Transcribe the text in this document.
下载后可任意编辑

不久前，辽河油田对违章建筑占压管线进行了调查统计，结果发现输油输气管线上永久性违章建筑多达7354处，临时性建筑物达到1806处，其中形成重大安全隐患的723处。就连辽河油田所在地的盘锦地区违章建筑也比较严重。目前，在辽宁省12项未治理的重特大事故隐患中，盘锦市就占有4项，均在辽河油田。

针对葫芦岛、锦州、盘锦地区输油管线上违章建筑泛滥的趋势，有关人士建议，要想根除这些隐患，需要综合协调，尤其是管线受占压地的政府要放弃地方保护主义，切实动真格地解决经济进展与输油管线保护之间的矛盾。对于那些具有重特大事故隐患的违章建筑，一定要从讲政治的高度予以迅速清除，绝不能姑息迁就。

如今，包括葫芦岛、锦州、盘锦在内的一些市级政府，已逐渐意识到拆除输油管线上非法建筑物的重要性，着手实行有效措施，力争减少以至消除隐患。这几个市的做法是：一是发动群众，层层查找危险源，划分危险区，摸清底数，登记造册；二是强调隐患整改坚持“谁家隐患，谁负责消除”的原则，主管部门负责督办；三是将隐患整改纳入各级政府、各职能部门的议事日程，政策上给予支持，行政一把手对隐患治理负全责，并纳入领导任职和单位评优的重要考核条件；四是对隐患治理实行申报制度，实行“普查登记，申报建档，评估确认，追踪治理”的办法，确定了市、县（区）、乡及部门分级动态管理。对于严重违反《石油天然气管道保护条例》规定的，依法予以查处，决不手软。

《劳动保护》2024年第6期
● ● ●
Retype all the material above precisely, with no line left out.

Transcribe the text in this document.
下载后可任意编辑

不久前，辽河油田对违章建筑占压管线进行了调查统计，结果发现输油输气管线上永久性违章建筑多达7354处，临时性建筑物达到1806处，其中形成重大安全隐患的723处。就连辽河油田所在地的盘锦地区违章建筑也比较严重。目前，在辽宁省12项未治理的重特大事故隐患中，盘锦市就占有4项，均在辽河油田。

针对葫芦岛、锦州、盘锦地区输油管线上违章建筑泛滥的趋势，有关人士建议，要想根除这些隐患，需要综合协调，尤其是管线受占压地的政府要放弃地方保护主义，切实动真格地解决经济进展与输油管线保护之间的矛盾。对于那些具有重特大事故隐患的违章建筑，一定要从讲政治的高度予以迅速清除，绝不能姑息迁就。

如今，包括葫芦岛、锦州、盘锦在内的一些市级政府，已逐渐意识到拆除输油管线上非法建筑物的重要性，着手实行有效措施，力争减少以至消除隐患。这几个市的做法是：一是发动群众，层层查找危险源，划分危险区，摸清底数，登记造册；二是强调隐患整改坚持“谁家隐患，谁负责消除”的原则，主管部门负责督办；三是将隐患整改纳入各级政府、各职能部门的议事日程，政策上给予支持，行政一把手对隐患治理负全责，并纳入领导任职和单位评优的重要考核条件；四是对隐患治理实行申报制度，实行“普查登记，申报建档，评估确认，追踪治理”的办法，确定了市、县（区）、乡及部门分级动态管理。对于严重违反《石油天然气管道保护条例》规定的，依法予以查处，决不手软。

《劳动保护》2024年第6期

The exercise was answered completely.